» **WORK INSTRUCTIONS**: Copy out all the records exactly.

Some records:

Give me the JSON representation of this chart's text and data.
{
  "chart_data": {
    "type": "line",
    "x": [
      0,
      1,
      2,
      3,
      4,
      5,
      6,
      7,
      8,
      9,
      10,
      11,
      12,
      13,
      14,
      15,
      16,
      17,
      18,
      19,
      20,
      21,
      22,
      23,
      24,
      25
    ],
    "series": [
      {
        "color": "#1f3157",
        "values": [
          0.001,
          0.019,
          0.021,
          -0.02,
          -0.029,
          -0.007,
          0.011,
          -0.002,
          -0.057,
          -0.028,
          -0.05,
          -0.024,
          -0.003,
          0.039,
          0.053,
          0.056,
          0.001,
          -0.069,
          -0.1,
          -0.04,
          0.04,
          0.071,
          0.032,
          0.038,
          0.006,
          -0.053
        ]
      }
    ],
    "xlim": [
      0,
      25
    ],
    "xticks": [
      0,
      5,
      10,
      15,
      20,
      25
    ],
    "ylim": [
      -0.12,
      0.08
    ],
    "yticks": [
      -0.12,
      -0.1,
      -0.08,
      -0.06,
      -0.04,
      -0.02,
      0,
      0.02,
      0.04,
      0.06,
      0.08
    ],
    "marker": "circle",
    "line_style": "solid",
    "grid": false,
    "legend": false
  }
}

» **RESULT OF THIS TASK**:
Give me the JSON representation of this chart's text and data.
{
  "chart_data": {
    "type": "line",
    "x": [
      0,
      1,
      2,
      3,
      4,
      5,
      6,
      7,
      8,
      9,
      10,
      11,
      12,
      13,
      14,
      15,
      16,
      17,
      18,
      19,
      20,
      21,
      22,
      23,
      24,
      25
    ],
    "series": [
      {
        "color": "#1f3157",
        "values": [
          0.001,
          0.019,
          0.021,
          -0.02,
          -0.029,
          -0.007,
          0.011,
          -0.002,
          -0.057,
          -0.028,
          -0.05,
          -0.024,
          -0.003,
          0.039,
          0.053,
          0.056,
          0.001,
          -0.069,
          -0.1,
          -0.04,
          0.04,
          0.071,
          0.032,
          0.038,
          0.006,
          -0.053
        ]
      }
    ],
    "xlim": [
      0,
      25
    ],
    "xticks": [
      0,
      5,
      10,
      15,
      20,
      25
    ],
    "ylim": [
      -0.12,
      0.08
    ],
    "yticks": [
      -0.12,
      -0.1,
      -0.08,
      -0.06,
      -0.04,
      -0.02,
      0,
      0.02,
      0.04,
      0.06,
      0.08
    ],
    "marker": "circle",
    "line_style": "solid",
    "grid": false,
    "legend": false
  }
}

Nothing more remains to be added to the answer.